### Directions
Echo the records below line for line, starting at the first line and ending at the line that contains "Text: IP$\rightarrow$ índice", with both of those lines included.
'''
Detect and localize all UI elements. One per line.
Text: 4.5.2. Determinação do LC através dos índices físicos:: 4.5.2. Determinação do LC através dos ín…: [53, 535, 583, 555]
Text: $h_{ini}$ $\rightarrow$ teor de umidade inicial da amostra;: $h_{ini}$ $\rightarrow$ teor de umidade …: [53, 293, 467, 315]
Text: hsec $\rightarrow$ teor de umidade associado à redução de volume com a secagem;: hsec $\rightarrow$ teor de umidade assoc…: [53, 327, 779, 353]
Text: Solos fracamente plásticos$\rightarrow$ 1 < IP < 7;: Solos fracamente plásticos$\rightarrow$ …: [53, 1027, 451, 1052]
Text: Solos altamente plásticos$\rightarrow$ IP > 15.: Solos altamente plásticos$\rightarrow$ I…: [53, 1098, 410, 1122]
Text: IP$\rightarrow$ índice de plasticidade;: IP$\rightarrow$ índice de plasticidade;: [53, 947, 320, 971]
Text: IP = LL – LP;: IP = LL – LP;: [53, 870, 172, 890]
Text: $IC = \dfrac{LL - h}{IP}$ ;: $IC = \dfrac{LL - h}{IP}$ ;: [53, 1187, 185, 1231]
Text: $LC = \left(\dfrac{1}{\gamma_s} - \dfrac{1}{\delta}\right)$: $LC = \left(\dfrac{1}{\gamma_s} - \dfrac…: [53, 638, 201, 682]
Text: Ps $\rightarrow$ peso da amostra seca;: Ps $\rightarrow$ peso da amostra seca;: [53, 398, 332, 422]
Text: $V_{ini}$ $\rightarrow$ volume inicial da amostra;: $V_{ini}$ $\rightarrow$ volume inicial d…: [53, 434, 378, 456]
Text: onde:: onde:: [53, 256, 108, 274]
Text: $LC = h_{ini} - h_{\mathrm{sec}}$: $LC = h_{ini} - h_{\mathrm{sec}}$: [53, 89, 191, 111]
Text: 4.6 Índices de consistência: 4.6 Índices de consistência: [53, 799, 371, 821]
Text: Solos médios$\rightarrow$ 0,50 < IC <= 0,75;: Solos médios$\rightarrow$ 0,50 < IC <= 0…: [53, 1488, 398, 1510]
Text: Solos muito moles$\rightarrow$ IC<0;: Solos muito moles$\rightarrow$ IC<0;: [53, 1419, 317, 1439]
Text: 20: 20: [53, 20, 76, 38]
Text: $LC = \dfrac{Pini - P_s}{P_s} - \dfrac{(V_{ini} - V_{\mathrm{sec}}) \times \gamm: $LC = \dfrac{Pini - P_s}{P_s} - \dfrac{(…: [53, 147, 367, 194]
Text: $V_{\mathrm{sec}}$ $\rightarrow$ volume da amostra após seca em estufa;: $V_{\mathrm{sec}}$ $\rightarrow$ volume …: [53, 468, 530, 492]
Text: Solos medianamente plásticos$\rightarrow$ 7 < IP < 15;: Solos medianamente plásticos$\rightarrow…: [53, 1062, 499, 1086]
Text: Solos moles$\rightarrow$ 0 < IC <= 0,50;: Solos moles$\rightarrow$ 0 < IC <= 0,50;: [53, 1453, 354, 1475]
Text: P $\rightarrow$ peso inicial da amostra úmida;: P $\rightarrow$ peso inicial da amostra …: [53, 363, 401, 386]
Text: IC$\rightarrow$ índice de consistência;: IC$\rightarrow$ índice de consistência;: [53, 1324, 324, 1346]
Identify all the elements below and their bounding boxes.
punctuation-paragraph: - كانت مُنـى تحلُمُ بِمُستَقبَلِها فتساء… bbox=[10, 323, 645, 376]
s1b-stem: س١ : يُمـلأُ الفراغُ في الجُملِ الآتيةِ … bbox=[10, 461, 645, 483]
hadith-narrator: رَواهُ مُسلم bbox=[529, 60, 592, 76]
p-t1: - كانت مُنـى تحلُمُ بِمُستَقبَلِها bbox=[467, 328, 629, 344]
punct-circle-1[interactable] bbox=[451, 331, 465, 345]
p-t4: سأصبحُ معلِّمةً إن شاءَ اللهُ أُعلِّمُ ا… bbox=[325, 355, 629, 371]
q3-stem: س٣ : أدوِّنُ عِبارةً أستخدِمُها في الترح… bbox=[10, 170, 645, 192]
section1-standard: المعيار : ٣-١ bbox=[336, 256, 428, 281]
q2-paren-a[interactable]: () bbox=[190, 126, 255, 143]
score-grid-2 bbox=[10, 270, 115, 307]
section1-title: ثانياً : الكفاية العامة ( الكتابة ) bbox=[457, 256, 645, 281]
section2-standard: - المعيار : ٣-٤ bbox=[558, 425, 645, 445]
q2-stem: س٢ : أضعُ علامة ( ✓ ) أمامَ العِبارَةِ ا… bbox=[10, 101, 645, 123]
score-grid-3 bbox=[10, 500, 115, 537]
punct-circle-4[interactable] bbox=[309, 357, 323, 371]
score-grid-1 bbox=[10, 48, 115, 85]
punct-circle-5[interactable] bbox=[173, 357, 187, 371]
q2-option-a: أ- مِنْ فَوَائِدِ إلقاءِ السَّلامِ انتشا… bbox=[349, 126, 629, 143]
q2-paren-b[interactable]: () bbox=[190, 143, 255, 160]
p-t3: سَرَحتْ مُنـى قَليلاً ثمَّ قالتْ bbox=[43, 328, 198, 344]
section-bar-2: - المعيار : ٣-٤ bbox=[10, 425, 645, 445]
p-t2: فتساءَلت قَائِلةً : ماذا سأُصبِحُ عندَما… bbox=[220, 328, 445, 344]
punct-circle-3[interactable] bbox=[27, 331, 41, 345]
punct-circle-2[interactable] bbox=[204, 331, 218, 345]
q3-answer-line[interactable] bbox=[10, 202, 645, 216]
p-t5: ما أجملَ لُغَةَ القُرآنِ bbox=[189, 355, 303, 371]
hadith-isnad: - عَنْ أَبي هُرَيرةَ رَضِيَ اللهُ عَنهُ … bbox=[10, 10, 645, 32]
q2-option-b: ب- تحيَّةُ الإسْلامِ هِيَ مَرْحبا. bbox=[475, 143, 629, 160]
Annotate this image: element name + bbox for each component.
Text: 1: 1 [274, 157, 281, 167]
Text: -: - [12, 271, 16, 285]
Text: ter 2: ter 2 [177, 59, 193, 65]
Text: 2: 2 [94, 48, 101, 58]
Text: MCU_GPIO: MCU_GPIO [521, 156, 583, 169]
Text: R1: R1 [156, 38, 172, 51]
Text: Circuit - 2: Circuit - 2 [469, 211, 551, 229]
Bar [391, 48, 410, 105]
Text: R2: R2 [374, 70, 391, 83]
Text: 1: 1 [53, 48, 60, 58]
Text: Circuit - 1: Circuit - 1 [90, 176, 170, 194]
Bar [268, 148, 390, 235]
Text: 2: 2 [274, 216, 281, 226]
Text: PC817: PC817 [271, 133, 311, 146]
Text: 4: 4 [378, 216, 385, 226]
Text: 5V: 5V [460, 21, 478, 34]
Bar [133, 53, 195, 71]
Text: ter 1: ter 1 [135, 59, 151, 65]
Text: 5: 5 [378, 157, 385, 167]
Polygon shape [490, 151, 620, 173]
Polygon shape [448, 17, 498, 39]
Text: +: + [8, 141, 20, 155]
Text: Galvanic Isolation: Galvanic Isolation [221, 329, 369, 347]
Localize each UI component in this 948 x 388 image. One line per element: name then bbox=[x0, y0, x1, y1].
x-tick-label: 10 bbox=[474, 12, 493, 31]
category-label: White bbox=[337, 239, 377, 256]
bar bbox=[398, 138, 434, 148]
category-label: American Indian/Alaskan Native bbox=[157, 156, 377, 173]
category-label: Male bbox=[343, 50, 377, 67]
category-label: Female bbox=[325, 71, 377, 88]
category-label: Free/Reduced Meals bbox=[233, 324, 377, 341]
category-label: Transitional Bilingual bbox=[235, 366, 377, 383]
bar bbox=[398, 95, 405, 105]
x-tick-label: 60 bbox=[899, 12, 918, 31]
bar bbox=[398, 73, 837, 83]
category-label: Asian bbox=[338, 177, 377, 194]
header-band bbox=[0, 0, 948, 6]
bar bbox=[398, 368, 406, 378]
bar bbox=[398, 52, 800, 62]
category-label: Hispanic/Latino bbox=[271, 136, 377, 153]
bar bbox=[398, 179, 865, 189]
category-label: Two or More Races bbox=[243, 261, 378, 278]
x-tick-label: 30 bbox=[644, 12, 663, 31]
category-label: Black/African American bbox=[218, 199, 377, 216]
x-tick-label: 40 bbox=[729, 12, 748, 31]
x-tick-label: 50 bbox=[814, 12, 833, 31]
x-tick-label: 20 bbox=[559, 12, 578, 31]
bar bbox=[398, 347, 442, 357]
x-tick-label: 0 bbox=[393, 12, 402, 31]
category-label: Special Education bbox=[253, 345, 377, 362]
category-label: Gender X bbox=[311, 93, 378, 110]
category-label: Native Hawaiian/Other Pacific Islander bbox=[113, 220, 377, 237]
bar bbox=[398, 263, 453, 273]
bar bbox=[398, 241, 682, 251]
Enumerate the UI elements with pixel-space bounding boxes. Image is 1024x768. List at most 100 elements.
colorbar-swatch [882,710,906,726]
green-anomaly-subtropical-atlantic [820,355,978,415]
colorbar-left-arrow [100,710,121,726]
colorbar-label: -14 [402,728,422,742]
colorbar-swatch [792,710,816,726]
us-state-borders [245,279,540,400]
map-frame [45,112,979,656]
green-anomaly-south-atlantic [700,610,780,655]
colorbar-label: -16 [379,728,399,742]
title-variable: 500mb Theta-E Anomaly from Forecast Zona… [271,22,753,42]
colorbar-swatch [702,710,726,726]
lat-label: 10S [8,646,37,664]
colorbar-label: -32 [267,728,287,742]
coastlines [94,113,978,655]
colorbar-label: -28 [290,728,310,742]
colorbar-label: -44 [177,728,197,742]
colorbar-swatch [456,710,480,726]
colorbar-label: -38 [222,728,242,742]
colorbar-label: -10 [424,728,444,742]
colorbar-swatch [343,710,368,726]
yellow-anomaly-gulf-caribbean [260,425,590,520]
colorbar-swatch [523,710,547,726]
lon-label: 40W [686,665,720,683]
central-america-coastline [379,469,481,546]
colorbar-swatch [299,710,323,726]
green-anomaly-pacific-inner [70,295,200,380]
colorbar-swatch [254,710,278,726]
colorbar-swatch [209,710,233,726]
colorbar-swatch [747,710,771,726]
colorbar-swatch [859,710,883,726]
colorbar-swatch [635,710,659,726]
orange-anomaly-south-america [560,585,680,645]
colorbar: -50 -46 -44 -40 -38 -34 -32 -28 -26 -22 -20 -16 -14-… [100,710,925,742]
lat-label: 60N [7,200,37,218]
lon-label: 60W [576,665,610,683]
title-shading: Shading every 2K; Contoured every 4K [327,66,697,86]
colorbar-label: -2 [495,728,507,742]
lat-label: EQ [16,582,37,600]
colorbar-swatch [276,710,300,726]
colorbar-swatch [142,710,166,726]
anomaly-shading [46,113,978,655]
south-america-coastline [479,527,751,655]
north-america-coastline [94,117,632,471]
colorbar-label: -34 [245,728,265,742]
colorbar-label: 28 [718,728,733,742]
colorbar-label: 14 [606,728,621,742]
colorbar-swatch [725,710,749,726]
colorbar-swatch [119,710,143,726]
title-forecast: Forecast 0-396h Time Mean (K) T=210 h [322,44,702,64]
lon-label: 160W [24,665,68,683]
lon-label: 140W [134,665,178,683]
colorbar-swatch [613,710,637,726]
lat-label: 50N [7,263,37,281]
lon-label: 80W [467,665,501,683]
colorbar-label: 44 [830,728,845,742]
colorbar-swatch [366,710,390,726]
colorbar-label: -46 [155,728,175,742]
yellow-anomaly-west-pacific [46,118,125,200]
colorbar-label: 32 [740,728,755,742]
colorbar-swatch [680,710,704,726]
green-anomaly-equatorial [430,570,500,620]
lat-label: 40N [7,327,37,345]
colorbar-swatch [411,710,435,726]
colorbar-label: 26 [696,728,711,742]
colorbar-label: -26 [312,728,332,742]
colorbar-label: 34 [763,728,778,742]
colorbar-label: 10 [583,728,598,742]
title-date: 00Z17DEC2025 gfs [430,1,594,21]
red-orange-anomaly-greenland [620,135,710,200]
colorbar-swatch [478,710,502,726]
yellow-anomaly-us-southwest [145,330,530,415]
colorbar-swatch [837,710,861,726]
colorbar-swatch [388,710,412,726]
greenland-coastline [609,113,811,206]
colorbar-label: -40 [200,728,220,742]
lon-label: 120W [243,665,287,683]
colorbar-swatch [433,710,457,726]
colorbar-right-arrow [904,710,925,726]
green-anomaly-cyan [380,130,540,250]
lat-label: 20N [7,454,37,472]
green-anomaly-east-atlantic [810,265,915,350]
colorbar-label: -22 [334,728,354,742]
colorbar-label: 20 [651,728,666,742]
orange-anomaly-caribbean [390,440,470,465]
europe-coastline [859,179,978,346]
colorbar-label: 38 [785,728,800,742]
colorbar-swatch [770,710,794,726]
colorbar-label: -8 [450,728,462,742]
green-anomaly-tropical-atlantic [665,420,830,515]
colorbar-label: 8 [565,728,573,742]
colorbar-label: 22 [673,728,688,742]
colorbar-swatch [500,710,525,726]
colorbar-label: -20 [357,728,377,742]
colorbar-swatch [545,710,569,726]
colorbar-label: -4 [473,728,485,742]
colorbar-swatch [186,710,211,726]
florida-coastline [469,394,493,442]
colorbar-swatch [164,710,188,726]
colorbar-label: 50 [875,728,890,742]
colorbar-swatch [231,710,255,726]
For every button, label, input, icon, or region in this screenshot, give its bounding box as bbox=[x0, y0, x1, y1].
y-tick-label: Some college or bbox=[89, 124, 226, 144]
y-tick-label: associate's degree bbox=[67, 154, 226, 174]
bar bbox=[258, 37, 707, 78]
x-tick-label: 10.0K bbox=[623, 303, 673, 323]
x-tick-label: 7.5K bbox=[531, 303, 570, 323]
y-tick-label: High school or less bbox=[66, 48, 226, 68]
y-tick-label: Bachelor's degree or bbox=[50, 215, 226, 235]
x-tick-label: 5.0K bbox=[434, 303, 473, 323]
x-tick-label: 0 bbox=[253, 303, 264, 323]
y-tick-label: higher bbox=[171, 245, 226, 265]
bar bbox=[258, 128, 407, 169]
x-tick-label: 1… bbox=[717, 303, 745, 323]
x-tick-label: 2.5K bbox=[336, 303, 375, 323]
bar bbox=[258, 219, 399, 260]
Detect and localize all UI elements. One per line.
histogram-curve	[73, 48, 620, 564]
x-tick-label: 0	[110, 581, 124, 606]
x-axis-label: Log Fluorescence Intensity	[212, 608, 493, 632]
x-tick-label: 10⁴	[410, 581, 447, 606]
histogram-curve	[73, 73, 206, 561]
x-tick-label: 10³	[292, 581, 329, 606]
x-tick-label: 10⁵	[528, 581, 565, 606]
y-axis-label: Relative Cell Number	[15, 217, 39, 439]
'''
### Solution for this exercise
Detect and localize all UI elements. One per line.
Text: 4.5.2. Determinação do LC através dos índices físicos:: 4.5.2. Determinação do LC através dos ín…: [53, 535, 583, 555]
Text: $h_{ini}$ $\rightarrow$ teor de umidade inicial da amostra;: $h_{ini}$ $\rightarrow$ teor de umidade …: [53, 293, 467, 315]
Text: hsec $\rightarrow$ teor de umidade associado à redução de volume com a secagem;: hsec $\rightarrow$ teor de umidade assoc…: [53, 327, 779, 353]
Text: Solos fracamente plásticos$\rightarrow$ 1 < IP < 7;: Solos fracamente plásticos$\rightarrow$ …: [53, 1027, 451, 1052]
Text: Solos altamente plásticos$\rightarrow$ IP > 15.: Solos altamente plásticos$\rightarrow$ I…: [53, 1098, 410, 1122]
Text: IP$\rightarrow$ índice de plasticidade;: IP$\rightarrow$ índice de plasticidade;: [53, 947, 320, 971]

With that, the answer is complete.